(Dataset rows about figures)
·····

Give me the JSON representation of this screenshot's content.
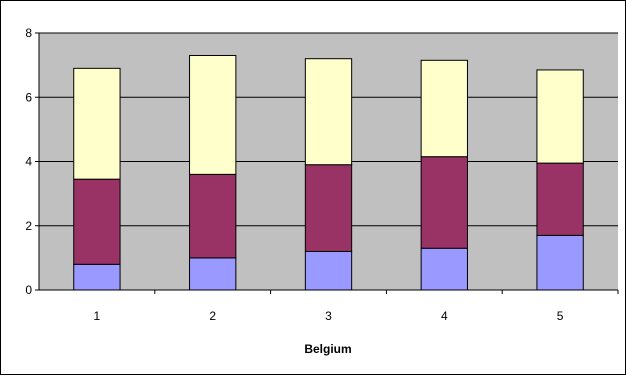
{
  "chart_data": {
    "type": "bar",
    "stacked": true,
    "categories": [
      "1",
      "2",
      "3",
      "4",
      "5"
    ],
    "series": [
      {
        "values": [
          0.8,
          1.0,
          1.2,
          1.3,
          1.7
        ]
      },
      {
        "values": [
          2.65,
          2.6,
          2.7,
          2.85,
          2.25
        ]
      },
      {
        "values": [
          3.45,
          3.7,
          3.3,
          3.0,
          2.9
        ]
      }
    ],
    "title": "",
    "xlabel": "Belgium",
    "ylabel": "",
    "ylim": [
      0,
      8
    ],
    "yticks": [
      "0",
      "2",
      "4",
      "6",
      "8"
    ],
    "grid": true,
    "legend": "none",
    "colors": {
      "series": [
        "#9999ff",
        "#993366",
        "#ffffcc"
      ],
      "plot_background": "#c0c0c0",
      "gridline": "#000000",
      "bar_outline": "#000000"
    }
  }
}
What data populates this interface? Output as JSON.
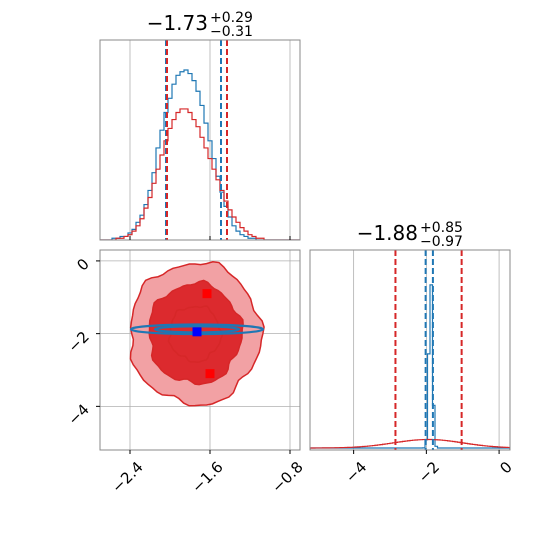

·····

[WRITTEN TASK] Omit the pictures and output all of the other material exactly.

[FINAL RESULT]
Give me the JSON representation of this screenshot's content.
{
  "chart_data": {
    "type": "bar",
    "stacked": true,
    "categories": [
      "1",
      "2",
      "3",
      "4",
      "5"
    ],
    "series": [
      {
        "values": [
          0.8,
          1.0,
          1.2,
          1.3,
          1.7
        ]
      },
      {
        "values": [
          2.65,
          2.6,
          2.7,
          2.85,
          2.25
        ]
      },
      {
        "values": [
          3.45,
          3.7,
          3.3,
          3.0,
          2.9
        ]
      }
    ],
    "title": "",
    "xlabel": "Belgium",
    "ylabel": "",
    "ylim": [
      0,
      8
    ],
    "yticks": [
      "0",
      "2",
      "4",
      "6",
      "8"
    ],
    "grid": true,
    "legend": "none",
    "colors": {
      "series": [
        "#9999ff",
        "#993366",
        "#ffffcc"
      ],
      "plot_background": "#c0c0c0",
      "gridline": "#000000",
      "bar_outline": "#000000"
    }
  }
}
What data populates this interface? Output as JSON.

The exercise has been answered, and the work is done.